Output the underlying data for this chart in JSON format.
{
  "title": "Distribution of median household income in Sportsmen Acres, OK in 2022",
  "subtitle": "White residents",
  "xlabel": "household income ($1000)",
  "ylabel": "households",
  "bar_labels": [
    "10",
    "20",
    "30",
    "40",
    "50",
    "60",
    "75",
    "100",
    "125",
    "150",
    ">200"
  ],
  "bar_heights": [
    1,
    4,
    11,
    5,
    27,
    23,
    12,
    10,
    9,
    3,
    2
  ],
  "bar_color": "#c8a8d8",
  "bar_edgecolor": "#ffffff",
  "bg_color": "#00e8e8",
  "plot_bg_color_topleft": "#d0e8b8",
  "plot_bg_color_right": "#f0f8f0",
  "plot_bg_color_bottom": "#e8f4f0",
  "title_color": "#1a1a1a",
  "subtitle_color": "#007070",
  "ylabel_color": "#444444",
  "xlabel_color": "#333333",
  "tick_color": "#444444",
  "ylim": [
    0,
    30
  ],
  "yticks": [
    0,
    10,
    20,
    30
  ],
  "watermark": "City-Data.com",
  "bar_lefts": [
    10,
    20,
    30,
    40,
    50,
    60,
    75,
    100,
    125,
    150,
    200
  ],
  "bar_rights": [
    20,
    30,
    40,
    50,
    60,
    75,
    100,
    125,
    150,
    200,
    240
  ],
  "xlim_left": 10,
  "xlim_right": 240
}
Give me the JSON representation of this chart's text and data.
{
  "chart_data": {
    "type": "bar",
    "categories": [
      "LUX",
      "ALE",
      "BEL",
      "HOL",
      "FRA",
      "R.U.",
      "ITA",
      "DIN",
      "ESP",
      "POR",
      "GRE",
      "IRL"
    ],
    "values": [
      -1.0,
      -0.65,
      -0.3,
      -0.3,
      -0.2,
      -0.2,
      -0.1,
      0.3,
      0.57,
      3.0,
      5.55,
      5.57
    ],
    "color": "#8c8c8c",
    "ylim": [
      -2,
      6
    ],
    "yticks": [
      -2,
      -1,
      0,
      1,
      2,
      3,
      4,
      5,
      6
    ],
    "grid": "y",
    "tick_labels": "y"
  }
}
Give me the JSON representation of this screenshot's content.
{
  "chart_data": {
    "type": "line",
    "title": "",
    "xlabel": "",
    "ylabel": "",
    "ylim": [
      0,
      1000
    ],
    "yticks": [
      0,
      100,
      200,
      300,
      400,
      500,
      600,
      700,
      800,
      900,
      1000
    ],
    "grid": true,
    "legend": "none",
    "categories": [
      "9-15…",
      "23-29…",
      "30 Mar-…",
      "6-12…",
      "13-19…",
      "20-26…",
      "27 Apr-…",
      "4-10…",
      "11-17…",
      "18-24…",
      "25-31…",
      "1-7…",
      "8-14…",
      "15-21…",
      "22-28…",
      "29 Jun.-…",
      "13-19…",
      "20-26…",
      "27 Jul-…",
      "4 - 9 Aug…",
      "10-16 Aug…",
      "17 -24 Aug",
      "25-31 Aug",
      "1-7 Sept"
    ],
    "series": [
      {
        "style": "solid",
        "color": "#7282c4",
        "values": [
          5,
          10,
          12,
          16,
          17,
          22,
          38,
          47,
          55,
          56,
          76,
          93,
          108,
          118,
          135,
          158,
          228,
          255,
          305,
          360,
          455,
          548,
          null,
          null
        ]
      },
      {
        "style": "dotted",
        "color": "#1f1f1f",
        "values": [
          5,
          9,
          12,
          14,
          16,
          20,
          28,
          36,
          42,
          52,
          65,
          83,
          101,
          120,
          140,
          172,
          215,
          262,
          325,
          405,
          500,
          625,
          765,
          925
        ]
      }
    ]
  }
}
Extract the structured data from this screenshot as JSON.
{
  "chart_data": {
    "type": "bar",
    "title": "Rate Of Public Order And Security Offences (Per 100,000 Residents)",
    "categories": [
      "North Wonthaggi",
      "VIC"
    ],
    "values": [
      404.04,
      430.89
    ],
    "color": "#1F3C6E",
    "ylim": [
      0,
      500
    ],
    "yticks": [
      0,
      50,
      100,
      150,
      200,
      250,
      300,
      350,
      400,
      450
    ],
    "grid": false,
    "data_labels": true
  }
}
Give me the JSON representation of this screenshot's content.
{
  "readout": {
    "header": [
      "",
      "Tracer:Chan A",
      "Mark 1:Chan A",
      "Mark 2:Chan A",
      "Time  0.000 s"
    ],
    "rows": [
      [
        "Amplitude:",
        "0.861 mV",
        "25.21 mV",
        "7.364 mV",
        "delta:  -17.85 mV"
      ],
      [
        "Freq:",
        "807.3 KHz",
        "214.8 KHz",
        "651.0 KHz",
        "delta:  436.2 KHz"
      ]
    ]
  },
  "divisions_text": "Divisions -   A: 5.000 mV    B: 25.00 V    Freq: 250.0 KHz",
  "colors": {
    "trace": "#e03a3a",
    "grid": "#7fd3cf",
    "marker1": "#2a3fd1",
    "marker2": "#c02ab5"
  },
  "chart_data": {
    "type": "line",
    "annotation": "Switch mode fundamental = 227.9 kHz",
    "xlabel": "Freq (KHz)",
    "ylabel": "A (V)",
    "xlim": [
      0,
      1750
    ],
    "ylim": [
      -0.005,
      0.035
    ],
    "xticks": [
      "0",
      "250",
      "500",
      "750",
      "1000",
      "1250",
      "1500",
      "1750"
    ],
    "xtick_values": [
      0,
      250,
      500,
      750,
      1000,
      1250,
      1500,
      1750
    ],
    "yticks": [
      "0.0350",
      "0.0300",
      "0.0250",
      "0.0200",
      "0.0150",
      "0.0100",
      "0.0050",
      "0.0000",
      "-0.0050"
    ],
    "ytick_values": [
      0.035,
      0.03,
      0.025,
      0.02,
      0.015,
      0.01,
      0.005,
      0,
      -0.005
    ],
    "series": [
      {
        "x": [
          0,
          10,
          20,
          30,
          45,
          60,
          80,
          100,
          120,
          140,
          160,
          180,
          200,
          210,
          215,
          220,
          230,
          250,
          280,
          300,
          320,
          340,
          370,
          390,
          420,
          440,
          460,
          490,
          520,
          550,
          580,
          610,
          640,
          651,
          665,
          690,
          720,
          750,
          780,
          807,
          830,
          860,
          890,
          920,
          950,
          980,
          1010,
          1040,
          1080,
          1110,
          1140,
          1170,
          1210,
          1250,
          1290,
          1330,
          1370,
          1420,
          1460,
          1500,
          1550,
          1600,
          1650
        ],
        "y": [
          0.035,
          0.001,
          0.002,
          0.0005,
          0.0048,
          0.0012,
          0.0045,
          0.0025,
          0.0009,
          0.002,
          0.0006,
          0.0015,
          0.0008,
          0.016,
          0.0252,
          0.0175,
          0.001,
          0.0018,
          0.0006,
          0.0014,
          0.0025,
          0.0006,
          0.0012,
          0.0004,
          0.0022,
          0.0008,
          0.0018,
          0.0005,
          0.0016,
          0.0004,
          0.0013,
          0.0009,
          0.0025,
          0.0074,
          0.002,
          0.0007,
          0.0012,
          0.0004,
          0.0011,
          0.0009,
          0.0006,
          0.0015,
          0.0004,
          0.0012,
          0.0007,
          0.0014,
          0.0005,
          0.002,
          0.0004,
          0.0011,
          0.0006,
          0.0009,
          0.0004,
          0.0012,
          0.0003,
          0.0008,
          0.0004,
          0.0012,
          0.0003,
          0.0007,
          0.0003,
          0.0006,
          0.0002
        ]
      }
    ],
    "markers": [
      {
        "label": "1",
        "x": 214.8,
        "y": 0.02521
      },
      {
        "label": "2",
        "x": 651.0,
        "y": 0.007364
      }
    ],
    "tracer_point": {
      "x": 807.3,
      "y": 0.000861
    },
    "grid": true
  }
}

——

--- Exercise instructions ---
Transcribe the whole listing exactly.

--- Answer for the task ---
Output the underlying data for this chart in JSON format.
{
  "title": "Distribution of median household income in Sportsmen Acres, OK in 2022",
  "subtitle": "White residents",
  "xlabel": "household income ($1000)",
  "ylabel": "households",
  "bar_labels": [
    "10",
    "20",
    "30",
    "40",
    "50",
    "60",
    "75",
    "100",
    "125",
    "150",
    ">200"
  ],
  "bar_heights": [
    1,
    4,
    11,
    5,
    27,
    23,
    12,
    10,
    9,
    3,
    2
  ],
  "bar_color": "#c8a8d8",
  "bar_edgecolor": "#ffffff",
  "bg_color": "#00e8e8",
  "plot_bg_color_topleft": "#d0e8b8",
  "plot_bg_color_right": "#f0f8f0",
  "plot_bg_color_bottom": "#e8f4f0",
  "title_color": "#1a1a1a",
  "subtitle_color": "#007070",
  "ylabel_color": "#444444",
  "xlabel_color": "#333333",
  "tick_color": "#444444",
  "ylim": [
    0,
    30
  ],
  "yticks": [
    0,
    10,
    20,
    30
  ],
  "watermark": "City-Data.com",
  "bar_lefts": [
    10,
    20,
    30,
    40,
    50,
    60,
    75,
    100,
    125,
    150,
    200
  ],
  "bar_rights": [
    20,
    30,
    40,
    50,
    60,
    75,
    100,
    125,
    150,
    200,
    240
  ],
  "xlim_left": 10,
  "xlim_right": 240
}
Give me the JSON representation of this chart's text and data.
{
  "chart_data": {
    "type": "bar",
    "categories": [
      "LUX",
      "ALE",
      "BEL",
      "HOL",
      "FRA",
      "R.U.",
      "ITA",
      "DIN",
      "ESP",
      "POR",
      "GRE",
      "IRL"
    ],
    "values": [
      -1.0,
      -0.65,
      -0.3,
      -0.3,
      -0.2,
      -0.2,
      -0.1,
      0.3,
      0.57,
      3.0,
      5.55,
      5.57
    ],
    "color": "#8c8c8c",
    "ylim": [
      -2,
      6
    ],
    "yticks": [
      -2,
      -1,
      0,
      1,
      2,
      3,
      4,
      5,
      6
    ],
    "grid": "y",
    "tick_labels": "y"
  }
}
Give me the JSON representation of this screenshot's content.
{
  "chart_data": {
    "type": "line",
    "title": "",
    "xlabel": "",
    "ylabel": "",
    "ylim": [
      0,
      1000
    ],
    "yticks": [
      0,
      100,
      200,
      300,
      400,
      500,
      600,
      700,
      800,
      900,
      1000
    ],
    "grid": true,
    "legend": "none",
    "categories": [
      "9-15…",
      "23-29…",
      "30 Mar-…",
      "6-12…",
      "13-19…",
      "20-26…",
      "27 Apr-…",
      "4-10…",
      "11-17…",
      "18-24…",
      "25-31…",
      "1-7…",
      "8-14…",
      "15-21…",
      "22-28…",
      "29 Jun.-…",
      "13-19…",
      "20-26…",
      "27 Jul-…",
      "4 - 9 Aug…",
      "10-16 Aug…",
      "17 -24 Aug",
      "25-31 Aug",
      "1-7 Sept"
    ],
    "series": [
      {
        "style": "solid",
        "color": "#7282c4",
        "values": [
          5,
          10,
          12,
          16,
          17,
          22,
          38,
          47,
          55,
          56,
          76,
          93,
          108,
          118,
          135,
          158,
          228,
          255,
          305,
          360,
          455,
          548,
          null,
          null
        ]
      },
      {
        "style": "dotted",
        "color": "#1f1f1f",
        "values": [
          5,
          9,
          12,
          14,
          16,
          20,
          28,
          36,
          42,
          52,
          65,
          83,
          101,
          120,
          140,
          172,
          215,
          262,
          325,
          405,
          500,
          625,
          765,
          925
        ]
      }
    ]
  }
}
Extract the structured data from this screenshot as JSON.
{
  "chart_data": {
    "type": "bar",
    "title": "Rate Of Public Order And Security Offences (Per 100,000 Residents)",
    "categories": [
      "North Wonthaggi",
      "VIC"
    ],
    "values": [
      404.04,
      430.89
    ],
    "color": "#1F3C6E",
    "ylim": [
      0,
      500
    ],
    "yticks": [
      0,
      50,
      100,
      150,
      200,
      250,
      300,
      350,
      400,
      450
    ],
    "grid": false,
    "data_labels": true
  }
}
Give me the JSON representation of this screenshot's content.
{
  "readout": {
    "header": [
      "",
      "Tracer:Chan A",
      "Mark 1:Chan A",
      "Mark 2:Chan A",
      "Time  0.000 s"
    ],
    "rows": [
      [
        "Amplitude:",
        "0.861 mV",
        "25.21 mV",
        "7.364 mV",
        "delta:  -17.85 mV"
      ],
      [
        "Freq:",
        "807.3 KHz",
        "214.8 KHz",
        "651.0 KHz",
        "delta:  436.2 KHz"
      ]
    ]
  },
  "divisions_text": "Divisions -   A: 5.000 mV    B: 25.00 V    Freq: 250.0 KHz",
  "colors": {
    "trace": "#e03a3a",
    "grid": "#7fd3cf",
    "marker1": "#2a3fd1",
    "marker2": "#c02ab5"
  },
  "chart_data": {
    "type": "line",
    "annotation": "Switch mode fundamental = 227.9 kHz",
    "xlabel": "Freq (KHz)",
    "ylabel": "A (V)",
    "xlim": [
      0,
      1750
    ],
    "ylim": [
      -0.005,
      0.035
    ],
    "xticks": [
      "0",
      "250",
      "500",
      "750",
      "1000",
      "1250",
      "1500",
      "1750"
    ],
    "xtick_values": [
      0,
      250,
      500,
      750,
      1000,
      1250,
      1500,
      1750
    ],
    "yticks": [
      "0.0350",
      "0.0300",
      "0.0250",
      "0.0200",
      "0.0150",
      "0.0100",
      "0.0050",
      "0.0000",
      "-0.0050"
    ],
    "ytick_values": [
      0.035,
      0.03,
      0.025,
      0.02,
      0.015,
      0.01,
      0.005,
      0,
      -0.005
    ],
    "series": [
      {
        "x": [
          0,
          10,
          20,
          30,
          45,
          60,
          80,
          100,
          120,
          140,
          160,
          180,
          200,
          210,
          215,
          220,
          230,
          250,
          280,
          300,
          320,
          340,
          370,
          390,
          420,
          440,
          460,
          490,
          520,
          550,
          580,
          610,
          640,
          651,
          665,
          690,
          720,
          750,
          780,
          807,
          830,
          860,
          890,
          920,
          950,
          980,
          1010,
          1040,
          1080,
          1110,
          1140,
          1170,
          1210,
          1250,
          1290,
          1330,
          1370,
          1420,
          1460,
          1500,
          1550,
          1600,
          1650
        ],
        "y": [
          0.035,
          0.001,
          0.002,
          0.0005,
          0.0048,
          0.0012,
          0.0045,
          0.0025,
          0.0009,
          0.002,
          0.0006,
          0.0015,
          0.0008,
          0.016,
          0.0252,
          0.0175,
          0.001,
          0.0018,
          0.0006,
          0.0014,
          0.0025,
          0.0006,
          0.0012,
          0.0004,
          0.0022,
          0.0008,
          0.0018,
          0.0005,
          0.0016,
          0.0004,
          0.0013,
          0.0009,
          0.0025,
          0.0074,
          0.002,
          0.0007,
          0.0012,
          0.0004,
          0.0011,
          0.0009,
          0.0006,
          0.0015,
          0.0004,
          0.0012,
          0.0007,
          0.0014,
          0.0005,
          0.002,
          0.0004,
          0.0011,
          0.0006,
          0.0009,
          0.0004,
          0.0012,
          0.0003,
          0.0008,
          0.0004,
          0.0012,
          0.0003,
          0.0007,
          0.0003,
          0.0006,
          0.0002
        ]
      }
    ],
    "markers": [
      {
        "label": "1",
        "x": 214.8,
        "y": 0.02521
      },
      {
        "label": "2",
        "x": 651.0,
        "y": 0.007364
      }
    ],
    "tracer_point": {
      "x": 807.3,
      "y": 0.000861
    },
    "grid": true
  }
}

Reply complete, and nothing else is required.